* begin *
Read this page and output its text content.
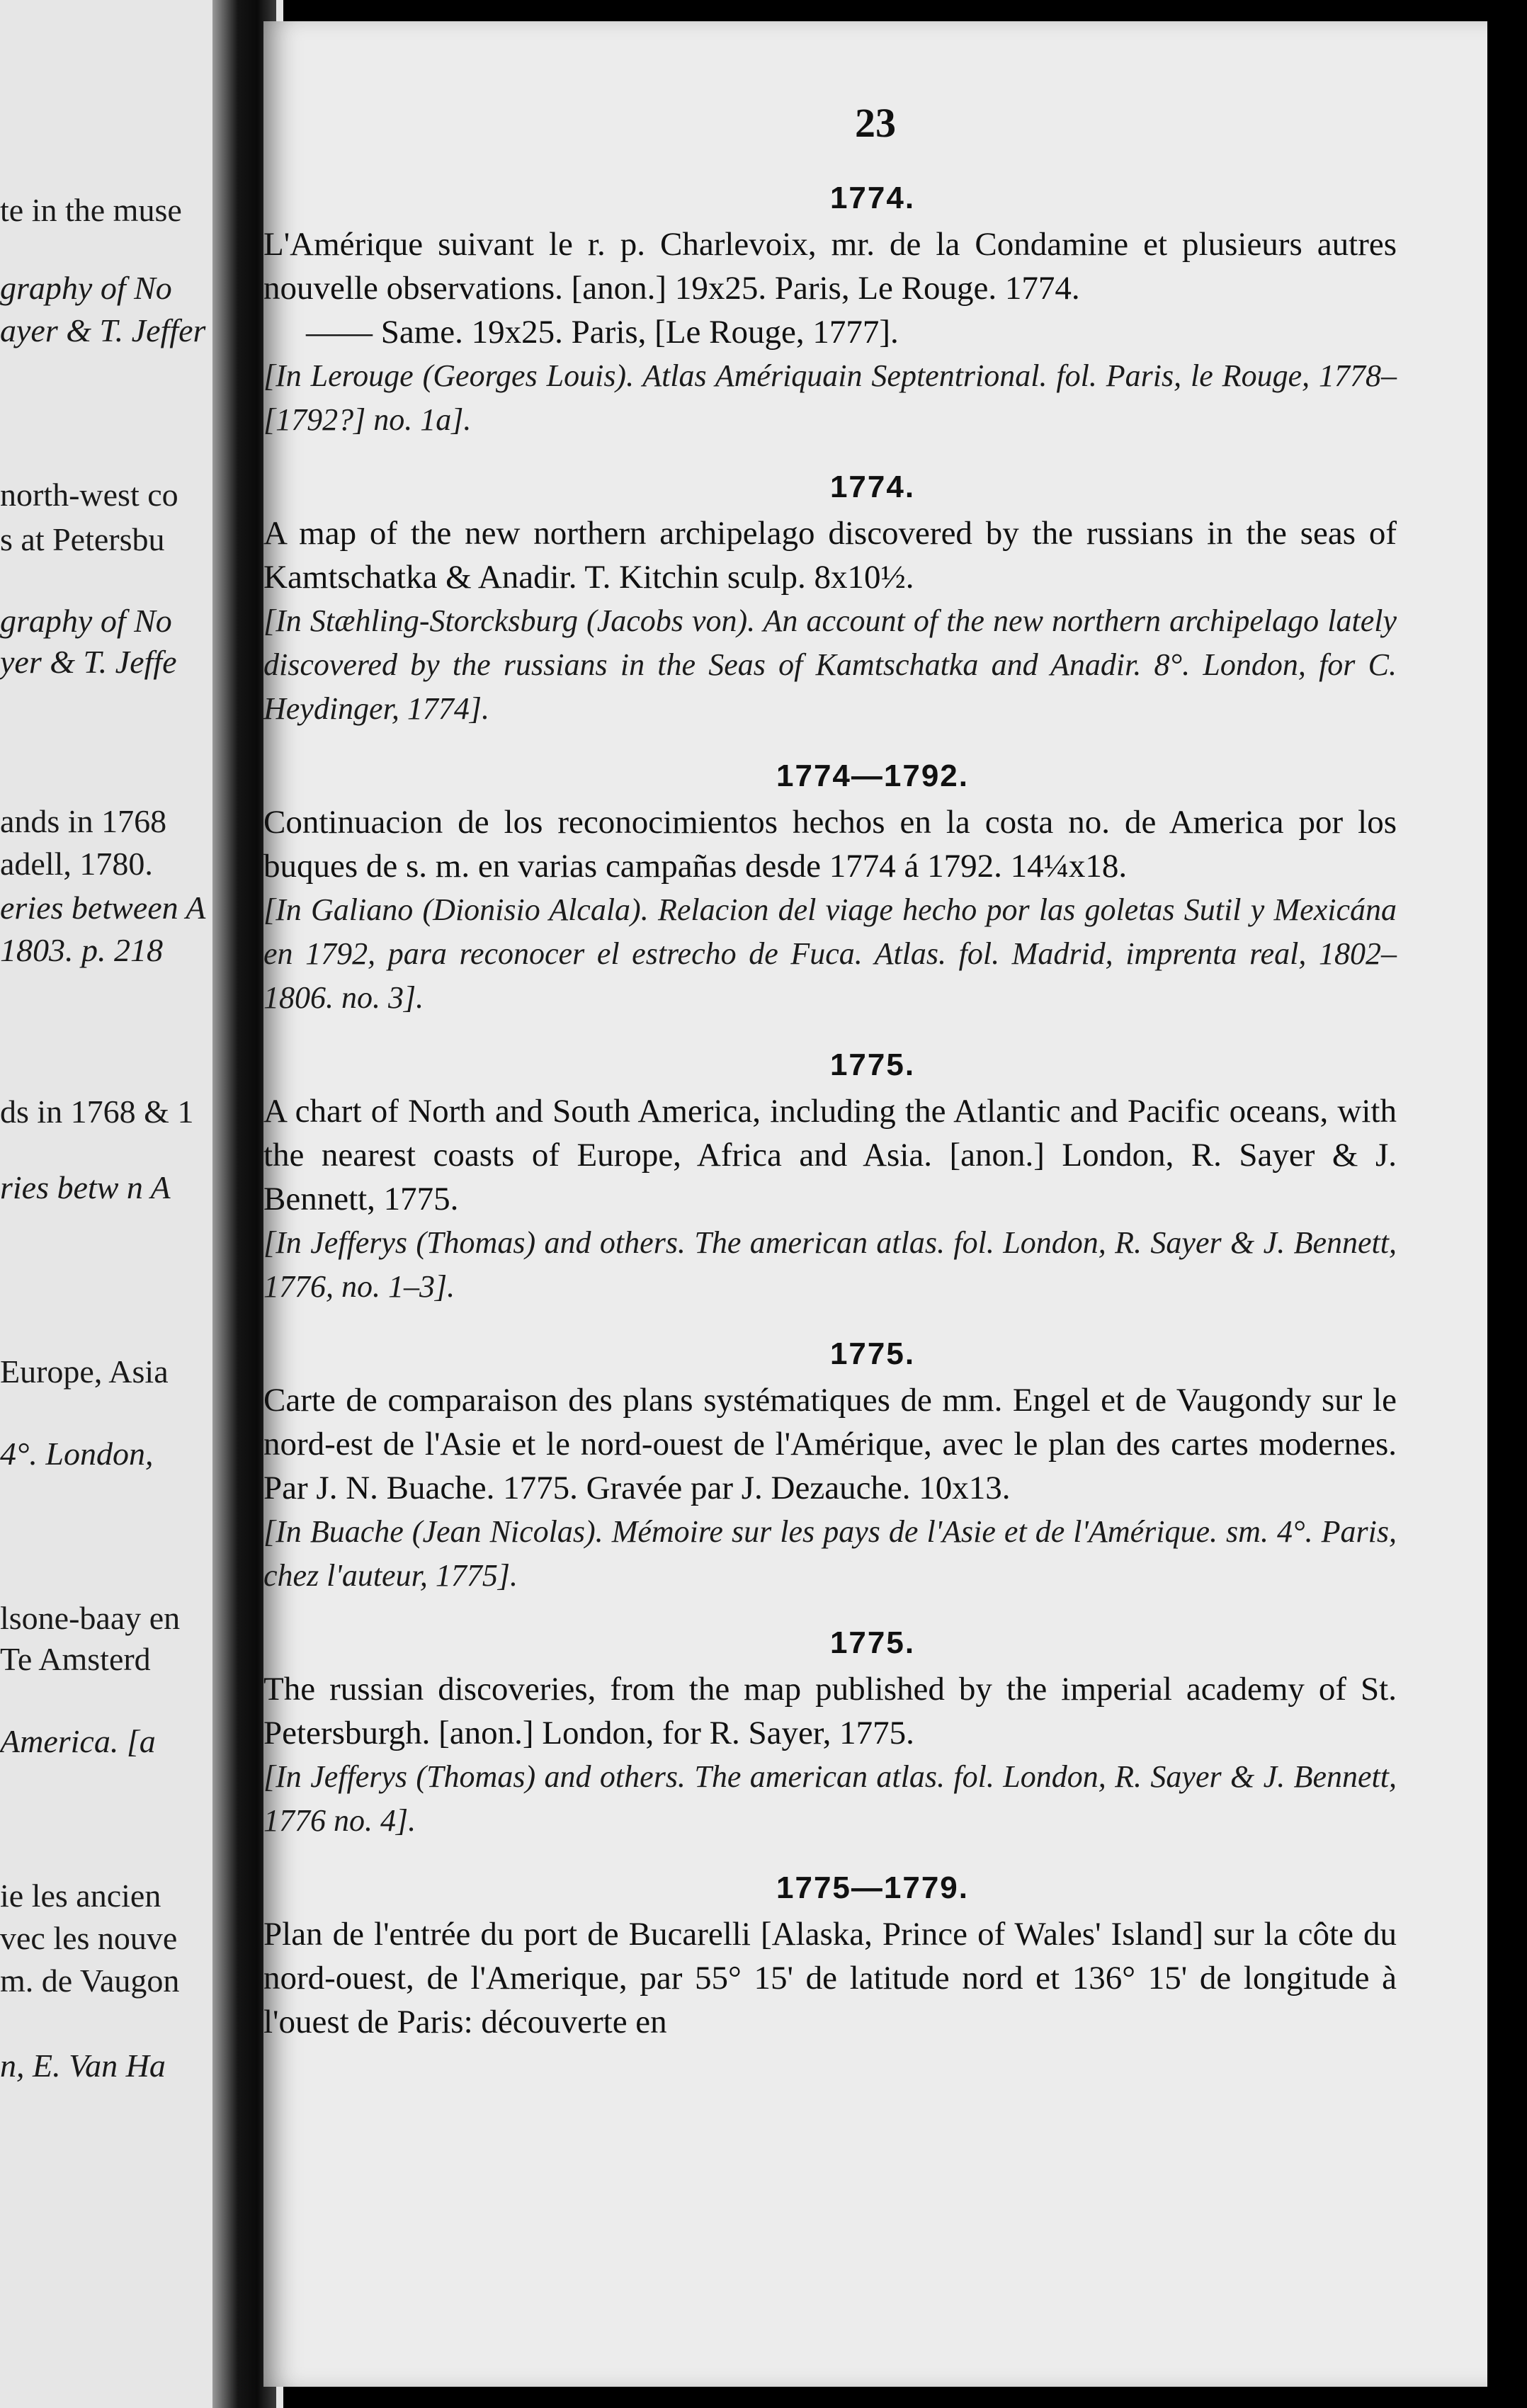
te in the muse
graphy of No
ayer & T. Jeffer
north-west co
s at Petersbu
graphy of No
yer & T. Jeffe
ands in 1768
adell, 1780.
eries between A
1803. p. 218
ds in 1768 & 1
ries betw n A
Europe, Asia
4°. London,
lsone-baay en
Te Amsterd
America. [a
ie les ancien
vec les nouve
m. de Vaugon
n, E. Van Ha
23
1774.
L'Amérique suivant le r. p. Charlevoix, mr. de la Condamine et plusieurs autres nouvelle observations. [anon.] 19x25. Paris, Le Rouge. 1774.
—— Same. 19x25. Paris, [Le Rouge, 1777].
[In Lerouge (Georges Louis). Atlas Amériquain Septentrional. fol. Paris, le Rouge, 1778–[1792?] no. 1a].
1774.
A map of the new northern archipelago discovered by the russians in the seas of Kamtschatka & Anadir. T. Kitchin sculp. 8x10½.
[In Stæhling-Storcksburg (Jacobs von). An account of the new northern archipelago lately discovered by the russians in the Seas of Kamtschatka and Anadir. 8°. London, for C. Heydinger, 1774].
1774—1792.
Continuacion de los reconocimientos hechos en la costa no. de America por los buques de s. m. en varias campañas desde 1774 á 1792. 14¼x18.
[In Galiano (Dionisio Alcala). Relacion del viage hecho por las goletas Sutil y Mexicána en 1792, para reconocer el estrecho de Fuca. Atlas. fol. Madrid, imprenta real, 1802–1806. no. 3].
1775.
A chart of North and South America, including the Atlantic and Pacific oceans, with the nearest coasts of Europe, Africa and Asia. [anon.] London, R. Sayer & J. Bennett, 1775.
[In Jefferys (Thomas) and others. The american atlas. fol. London, R. Sayer & J. Bennett, 1776, no. 1–3].
1775.
Carte de comparaison des plans systématiques de mm. Engel et de Vaugondy sur le nord-est de l'Asie et le nord-ouest de l'Amérique, avec le plan des cartes modernes. Par J. N. Buache. 1775. Gravée par J. Dezauche. 10x13.
[In Buache (Jean Nicolas). Mémoire sur les pays de l'Asie et de l'Amérique. sm. 4°. Paris, chez l'auteur, 1775].
1775.
The russian discoveries, from the map published by the imperial academy of St. Petersburgh. [anon.] London, for R. Sayer, 1775.
[In Jefferys (Thomas) and others. The american atlas. fol. London, R. Sayer & J. Bennett, 1776 no. 4].
1775—1779.
Plan de l'entrée du port de Bucarelli [Alaska, Prince of Wales' Island] sur la côte du nord-ouest, de l'Amerique, par 55° 15' de latitude nord et 136° 15' de longitude à l'ouest de Paris: découverte en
* end *
#### EXERCISE DIRECTIONS
Reproduce all of the data exactly; the pictures do not belong in the copy.

#### SOLVED EXERCISE
Read this page and output its text content.
te in the muse
graphy of No
ayer & T. Jeffer
north-west co
s at Petersbu
graphy of No
yer & T. Jeffe
ands in 1768
adell, 1780.
eries between A
1803. p. 218
ds in 1768 & 1
ries betw n A
Europe, Asia
4°. London,
lsone-baay en
Te Amsterd
America. [a
ie les ancien
vec les nouve
m. de Vaugon
n, E. Van Ha
23
1774.
L'Amérique suivant le r. p. Charlevoix, mr. de la Condamine et plusieurs autres nouvelle observations. [anon.] 19x25. Paris, Le Rouge. 1774.
—— Same. 19x25. Paris, [Le Rouge, 1777].
[In Lerouge (Georges Louis). Atlas Amériquain Septentrional. fol. Paris, le Rouge, 1778–[1792?] no. 1a].
1774.
A map of the new northern archipelago discovered by the russians in the seas of Kamtschatka & Anadir. T. Kitchin sculp. 8x10½.
[In Stæhling-Storcksburg (Jacobs von). An account of the new northern archipelago lately discovered by the russians in the Seas of Kamtschatka and Anadir. 8°. London, for C. Heydinger, 1774].
1774—1792.
Continuacion de los reconocimientos hechos en la costa no. de America por los buques de s. m. en varias campañas desde 1774 á 1792. 14¼x18.
[In Galiano (Dionisio Alcala). Relacion del viage hecho por las goletas Sutil y Mexicána en 1792, para reconocer el estrecho de Fuca. Atlas. fol. Madrid, imprenta real, 1802–1806. no. 3].
1775.
A chart of North and South America, including the Atlantic and Pacific oceans, with the nearest coasts of Europe, Africa and Asia. [anon.] London, R. Sayer & J. Bennett, 1775.
[In Jefferys (Thomas) and others. The american atlas. fol. London, R. Sayer & J. Bennett, 1776, no. 1–3].
1775.
Carte de comparaison des plans systématiques de mm. Engel et de Vaugondy sur le nord-est de l'Asie et le nord-ouest de l'Amérique, avec le plan des cartes modernes. Par J. N. Buache. 1775. Gravée par J. Dezauche. 10x13.
[In Buache (Jean Nicolas). Mémoire sur les pays de l'Asie et de l'Amérique. sm. 4°. Paris, chez l'auteur, 1775].
1775.
The russian discoveries, from the map published by the imperial academy of St. Petersburgh. [anon.] London, for R. Sayer, 1775.
[In Jefferys (Thomas) and others. The american atlas. fol. London, R. Sayer & J. Bennett, 1776 no. 4].
1775—1779.
Plan de l'entrée du port de Bucarelli [Alaska, Prince of Wales' Island] sur la côte du nord-ouest, de l'Amerique, par 55° 15' de latitude nord et 136° 15' de longitude à l'ouest de Paris: découverte en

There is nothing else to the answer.